§ Data entries for graphics:
^^^^

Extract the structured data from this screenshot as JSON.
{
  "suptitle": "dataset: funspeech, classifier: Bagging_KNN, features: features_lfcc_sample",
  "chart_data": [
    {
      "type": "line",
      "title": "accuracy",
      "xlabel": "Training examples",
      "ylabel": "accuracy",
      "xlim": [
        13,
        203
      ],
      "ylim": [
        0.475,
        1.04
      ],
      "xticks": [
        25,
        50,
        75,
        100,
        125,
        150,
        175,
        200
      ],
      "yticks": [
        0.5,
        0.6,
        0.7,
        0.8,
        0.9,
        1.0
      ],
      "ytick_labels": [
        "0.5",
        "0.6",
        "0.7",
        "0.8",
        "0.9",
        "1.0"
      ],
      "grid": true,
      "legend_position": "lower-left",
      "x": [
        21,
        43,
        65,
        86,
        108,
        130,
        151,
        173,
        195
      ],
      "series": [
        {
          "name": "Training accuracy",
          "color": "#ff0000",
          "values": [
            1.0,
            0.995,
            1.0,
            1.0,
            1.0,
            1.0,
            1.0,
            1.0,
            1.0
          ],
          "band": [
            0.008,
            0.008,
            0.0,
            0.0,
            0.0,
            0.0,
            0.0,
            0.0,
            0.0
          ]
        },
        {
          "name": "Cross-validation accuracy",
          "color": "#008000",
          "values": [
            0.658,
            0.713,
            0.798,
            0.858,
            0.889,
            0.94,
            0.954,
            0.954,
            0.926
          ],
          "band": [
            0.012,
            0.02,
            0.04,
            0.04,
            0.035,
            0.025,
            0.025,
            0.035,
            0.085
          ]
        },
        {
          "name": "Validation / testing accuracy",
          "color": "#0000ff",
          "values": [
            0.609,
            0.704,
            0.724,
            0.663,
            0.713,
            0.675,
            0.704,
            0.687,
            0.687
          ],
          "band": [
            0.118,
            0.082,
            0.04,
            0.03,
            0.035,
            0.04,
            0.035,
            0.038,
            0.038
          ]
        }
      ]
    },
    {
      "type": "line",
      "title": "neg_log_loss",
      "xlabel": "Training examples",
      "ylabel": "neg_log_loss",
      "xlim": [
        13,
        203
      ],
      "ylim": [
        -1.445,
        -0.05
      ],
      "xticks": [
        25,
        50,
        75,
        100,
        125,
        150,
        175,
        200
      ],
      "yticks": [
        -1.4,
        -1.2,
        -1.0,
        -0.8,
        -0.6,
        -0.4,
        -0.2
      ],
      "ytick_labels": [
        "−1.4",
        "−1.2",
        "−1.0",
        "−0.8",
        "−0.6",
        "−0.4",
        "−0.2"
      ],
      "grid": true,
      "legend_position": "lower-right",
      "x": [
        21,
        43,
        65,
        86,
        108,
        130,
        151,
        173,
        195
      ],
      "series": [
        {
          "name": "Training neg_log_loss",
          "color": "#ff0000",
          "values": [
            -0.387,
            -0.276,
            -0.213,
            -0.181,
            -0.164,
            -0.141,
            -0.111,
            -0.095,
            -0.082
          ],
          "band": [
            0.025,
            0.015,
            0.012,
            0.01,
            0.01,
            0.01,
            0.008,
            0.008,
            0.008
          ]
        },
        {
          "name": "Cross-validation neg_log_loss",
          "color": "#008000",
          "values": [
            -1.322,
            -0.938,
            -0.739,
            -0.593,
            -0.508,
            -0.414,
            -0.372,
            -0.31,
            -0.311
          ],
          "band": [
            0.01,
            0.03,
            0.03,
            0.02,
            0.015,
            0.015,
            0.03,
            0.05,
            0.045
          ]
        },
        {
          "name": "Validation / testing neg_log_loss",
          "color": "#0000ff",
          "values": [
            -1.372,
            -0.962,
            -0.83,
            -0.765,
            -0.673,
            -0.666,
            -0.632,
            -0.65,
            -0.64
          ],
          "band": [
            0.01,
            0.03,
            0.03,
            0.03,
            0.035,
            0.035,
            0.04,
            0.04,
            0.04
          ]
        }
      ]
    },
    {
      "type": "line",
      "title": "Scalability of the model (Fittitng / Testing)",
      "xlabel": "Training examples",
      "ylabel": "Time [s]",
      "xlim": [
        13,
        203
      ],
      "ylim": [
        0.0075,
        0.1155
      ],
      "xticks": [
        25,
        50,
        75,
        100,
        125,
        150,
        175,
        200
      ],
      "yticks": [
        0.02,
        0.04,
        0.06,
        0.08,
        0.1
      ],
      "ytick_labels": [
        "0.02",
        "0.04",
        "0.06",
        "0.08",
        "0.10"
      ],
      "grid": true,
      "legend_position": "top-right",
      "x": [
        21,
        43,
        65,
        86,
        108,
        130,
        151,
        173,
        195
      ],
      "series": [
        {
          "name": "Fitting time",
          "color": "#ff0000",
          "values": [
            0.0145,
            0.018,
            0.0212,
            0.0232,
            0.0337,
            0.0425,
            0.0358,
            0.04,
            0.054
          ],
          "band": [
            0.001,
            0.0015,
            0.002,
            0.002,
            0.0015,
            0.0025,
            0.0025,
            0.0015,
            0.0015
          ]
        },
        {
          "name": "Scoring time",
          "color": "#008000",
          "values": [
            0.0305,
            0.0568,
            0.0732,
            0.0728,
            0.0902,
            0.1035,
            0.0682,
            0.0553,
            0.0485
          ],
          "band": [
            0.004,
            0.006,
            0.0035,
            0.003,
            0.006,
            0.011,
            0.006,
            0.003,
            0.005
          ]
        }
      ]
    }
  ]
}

^^^^

Transcribe the material above in its entirety. Match it exactly.

§ Exercise answer:
Extract the structured data from this screenshot as JSON.
{
  "suptitle": "dataset: funspeech, classifier: Bagging_KNN, features: features_lfcc_sample",
  "chart_data": [
    {
      "type": "line",
      "title": "accuracy",
      "xlabel": "Training examples",
      "ylabel": "accuracy",
      "xlim": [
        13,
        203
      ],
      "ylim": [
        0.475,
        1.04
      ],
      "xticks": [
        25,
        50,
        75,
        100,
        125,
        150,
        175,
        200
      ],
      "yticks": [
        0.5,
        0.6,
        0.7,
        0.8,
        0.9,
        1.0
      ],
      "ytick_labels": [
        "0.5",
        "0.6",
        "0.7",
        "0.8",
        "0.9",
        "1.0"
      ],
      "grid": true,
      "legend_position": "lower-left",
      "x": [
        21,
        43,
        65,
        86,
        108,
        130,
        151,
        173,
        195
      ],
      "series": [
        {
          "name": "Training accuracy",
          "color": "#ff0000",
          "values": [
            1.0,
            0.995,
            1.0,
            1.0,
            1.0,
            1.0,
            1.0,
            1.0,
            1.0
          ],
          "band": [
            0.008,
            0.008,
            0.0,
            0.0,
            0.0,
            0.0,
            0.0,
            0.0,
            0.0
          ]
        },
        {
          "name": "Cross-validation accuracy",
          "color": "#008000",
          "values": [
            0.658,
            0.713,
            0.798,
            0.858,
            0.889,
            0.94,
            0.954,
            0.954,
            0.926
          ],
          "band": [
            0.012,
            0.02,
            0.04,
            0.04,
            0.035,
            0.025,
            0.025,
            0.035,
            0.085
          ]
        },
        {
          "name": "Validation / testing accuracy",
          "color": "#0000ff",
          "values": [
            0.609,
            0.704,
            0.724,
            0.663,
            0.713,
            0.675,
            0.704,
            0.687,
            0.687
          ],
          "band": [
            0.118,
            0.082,
            0.04,
            0.03,
            0.035,
            0.04,
            0.035,
            0.038,
            0.038
          ]
        }
      ]
    },
    {
      "type": "line",
      "title": "neg_log_loss",
      "xlabel": "Training examples",
      "ylabel": "neg_log_loss",
      "xlim": [
        13,
        203
      ],
      "ylim": [
        -1.445,
        -0.05
      ],
      "xticks": [
        25,
        50,
        75,
        100,
        125,
        150,
        175,
        200
      ],
      "yticks": [
        -1.4,
        -1.2,
        -1.0,
        -0.8,
        -0.6,
        -0.4,
        -0.2
      ],
      "ytick_labels": [
        "−1.4",
        "−1.2",
        "−1.0",
        "−0.8",
        "−0.6",
        "−0.4",
        "−0.2"
      ],
      "grid": true,
      "legend_position": "lower-right",
      "x": [
        21,
        43,
        65,
        86,
        108,
        130,
        151,
        173,
        195
      ],
      "series": [
        {
          "name": "Training neg_log_loss",
          "color": "#ff0000",
          "values": [
            -0.387,
            -0.276,
            -0.213,
            -0.181,
            -0.164,
            -0.141,
            -0.111,
            -0.095,
            -0.082
          ],
          "band": [
            0.025,
            0.015,
            0.012,
            0.01,
            0.01,
            0.01,
            0.008,
            0.008,
            0.008
          ]
        },
        {
          "name": "Cross-validation neg_log_loss",
          "color": "#008000",
          "values": [
            -1.322,
            -0.938,
            -0.739,
            -0.593,
            -0.508,
            -0.414,
            -0.372,
            -0.31,
            -0.311
          ],
          "band": [
            0.01,
            0.03,
            0.03,
            0.02,
            0.015,
            0.015,
            0.03,
            0.05,
            0.045
          ]
        },
        {
          "name": "Validation / testing neg_log_loss",
          "color": "#0000ff",
          "values": [
            -1.372,
            -0.962,
            -0.83,
            -0.765,
            -0.673,
            -0.666,
            -0.632,
            -0.65,
            -0.64
          ],
          "band": [
            0.01,
            0.03,
            0.03,
            0.03,
            0.035,
            0.035,
            0.04,
            0.04,
            0.04
          ]
        }
      ]
    },
    {
      "type": "line",
      "title": "Scalability of the model (Fittitng / Testing)",
      "xlabel": "Training examples",
      "ylabel": "Time [s]",
      "xlim": [
        13,
        203
      ],
      "ylim": [
        0.0075,
        0.1155
      ],
      "xticks": [
        25,
        50,
        75,
        100,
        125,
        150,
        175,
        200
      ],
      "yticks": [
        0.02,
        0.04,
        0.06,
        0.08,
        0.1
      ],
      "ytick_labels": [
        "0.02",
        "0.04",
        "0.06",
        "0.08",
        "0.10"
      ],
      "grid": true,
      "legend_position": "top-right",
      "x": [
        21,
        43,
        65,
        86,
        108,
        130,
        151,
        173,
        195
      ],
      "series": [
        {
          "name": "Fitting time",
          "color": "#ff0000",
          "values": [
            0.0145,
            0.018,
            0.0212,
            0.0232,
            0.0337,
            0.0425,
            0.0358,
            0.04,
            0.054
          ],
          "band": [
            0.001,
            0.0015,
            0.002,
            0.002,
            0.0015,
            0.0025,
            0.0025,
            0.0015,
            0.0015
          ]
        },
        {
          "name": "Scoring time",
          "color": "#008000",
          "values": [
            0.0305,
            0.0568,
            0.0732,
            0.0728,
            0.0902,
            0.1035,
            0.0682,
            0.0553,
            0.0485
          ],
          "band": [
            0.004,
            0.006,
            0.0035,
            0.003,
            0.006,
            0.011,
            0.006,
            0.003,
            0.005
          ]
        }
      ]
    }
  ]
}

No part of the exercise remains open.